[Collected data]
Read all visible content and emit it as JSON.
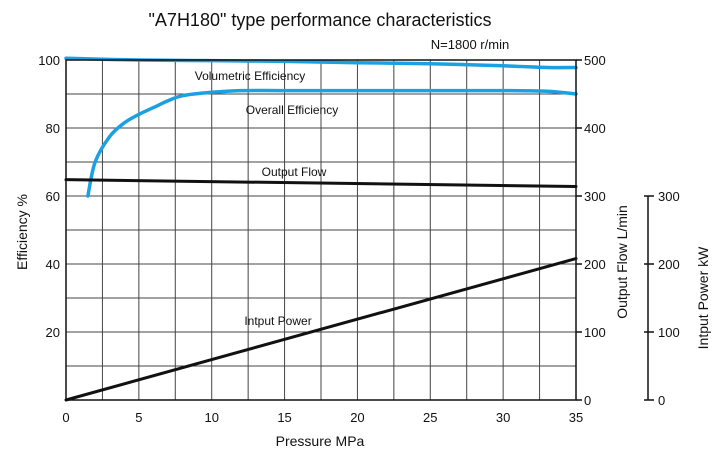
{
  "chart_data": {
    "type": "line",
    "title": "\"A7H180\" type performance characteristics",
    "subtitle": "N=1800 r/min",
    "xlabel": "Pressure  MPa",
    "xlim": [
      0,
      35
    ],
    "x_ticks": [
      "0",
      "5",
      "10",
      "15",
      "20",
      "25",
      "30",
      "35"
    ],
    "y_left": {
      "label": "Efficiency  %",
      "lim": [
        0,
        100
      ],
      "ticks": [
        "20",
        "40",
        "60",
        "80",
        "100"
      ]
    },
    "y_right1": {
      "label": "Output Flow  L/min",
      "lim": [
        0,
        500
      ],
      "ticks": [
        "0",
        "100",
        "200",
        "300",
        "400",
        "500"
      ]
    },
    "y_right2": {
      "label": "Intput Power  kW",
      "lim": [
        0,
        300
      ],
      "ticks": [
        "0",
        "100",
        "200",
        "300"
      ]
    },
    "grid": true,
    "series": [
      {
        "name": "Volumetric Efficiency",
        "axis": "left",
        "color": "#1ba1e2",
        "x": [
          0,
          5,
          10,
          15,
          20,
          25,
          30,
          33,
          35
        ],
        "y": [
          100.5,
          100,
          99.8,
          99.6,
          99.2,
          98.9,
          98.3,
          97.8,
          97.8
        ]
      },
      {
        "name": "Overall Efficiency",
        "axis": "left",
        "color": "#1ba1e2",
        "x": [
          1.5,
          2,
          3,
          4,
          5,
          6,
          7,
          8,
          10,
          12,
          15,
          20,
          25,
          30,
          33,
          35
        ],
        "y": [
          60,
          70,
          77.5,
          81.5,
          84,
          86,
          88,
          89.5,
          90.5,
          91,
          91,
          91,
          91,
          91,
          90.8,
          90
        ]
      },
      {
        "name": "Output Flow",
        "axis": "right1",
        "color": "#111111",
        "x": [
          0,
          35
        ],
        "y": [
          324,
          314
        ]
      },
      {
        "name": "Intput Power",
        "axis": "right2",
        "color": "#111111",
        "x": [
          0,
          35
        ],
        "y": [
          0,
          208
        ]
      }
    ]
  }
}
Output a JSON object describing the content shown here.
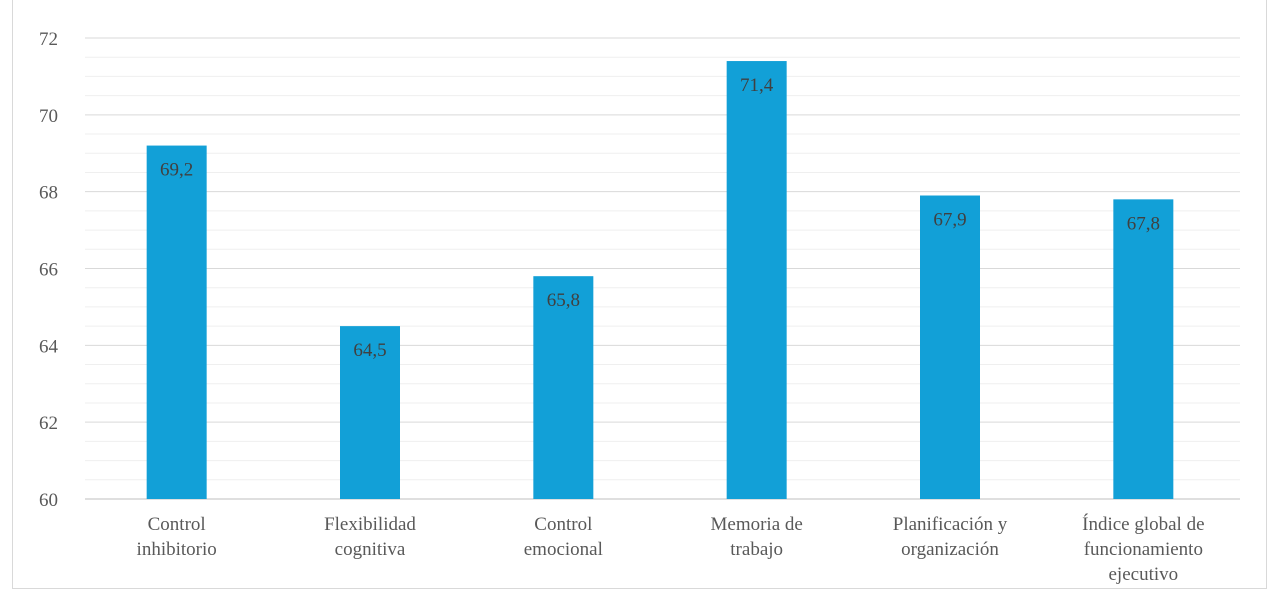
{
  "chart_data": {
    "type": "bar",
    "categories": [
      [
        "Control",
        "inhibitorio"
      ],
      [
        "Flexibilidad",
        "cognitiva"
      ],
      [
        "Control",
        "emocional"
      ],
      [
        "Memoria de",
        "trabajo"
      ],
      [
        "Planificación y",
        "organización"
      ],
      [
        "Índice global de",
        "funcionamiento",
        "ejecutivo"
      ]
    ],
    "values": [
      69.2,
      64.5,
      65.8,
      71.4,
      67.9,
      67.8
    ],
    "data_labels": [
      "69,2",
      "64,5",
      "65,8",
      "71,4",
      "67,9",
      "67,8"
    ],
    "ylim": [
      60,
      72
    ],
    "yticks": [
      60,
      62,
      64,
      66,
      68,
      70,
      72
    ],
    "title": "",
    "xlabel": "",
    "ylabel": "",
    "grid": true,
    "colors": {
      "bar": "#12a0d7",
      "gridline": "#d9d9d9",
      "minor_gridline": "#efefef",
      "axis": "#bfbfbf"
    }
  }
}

Exercise objective:
Take the line that contains "Output a JSON" and every line after it up to the end of the records above, and restate them exactly, without the pictures.

Final result:
Output a JSON object describing the content shown here.
{
  "chart_data": {
    "type": "bar",
    "categories": [
      [
        "Control",
        "inhibitorio"
      ],
      [
        "Flexibilidad",
        "cognitiva"
      ],
      [
        "Control",
        "emocional"
      ],
      [
        "Memoria de",
        "trabajo"
      ],
      [
        "Planificación y",
        "organización"
      ],
      [
        "Índice global de",
        "funcionamiento",
        "ejecutivo"
      ]
    ],
    "values": [
      69.2,
      64.5,
      65.8,
      71.4,
      67.9,
      67.8
    ],
    "data_labels": [
      "69,2",
      "64,5",
      "65,8",
      "71,4",
      "67,9",
      "67,8"
    ],
    "ylim": [
      60,
      72
    ],
    "yticks": [
      60,
      62,
      64,
      66,
      68,
      70,
      72
    ],
    "title": "",
    "xlabel": "",
    "ylabel": "",
    "grid": true,
    "colors": {
      "bar": "#12a0d7",
      "gridline": "#d9d9d9",
      "minor_gridline": "#efefef",
      "axis": "#bfbfbf"
    }
  }
}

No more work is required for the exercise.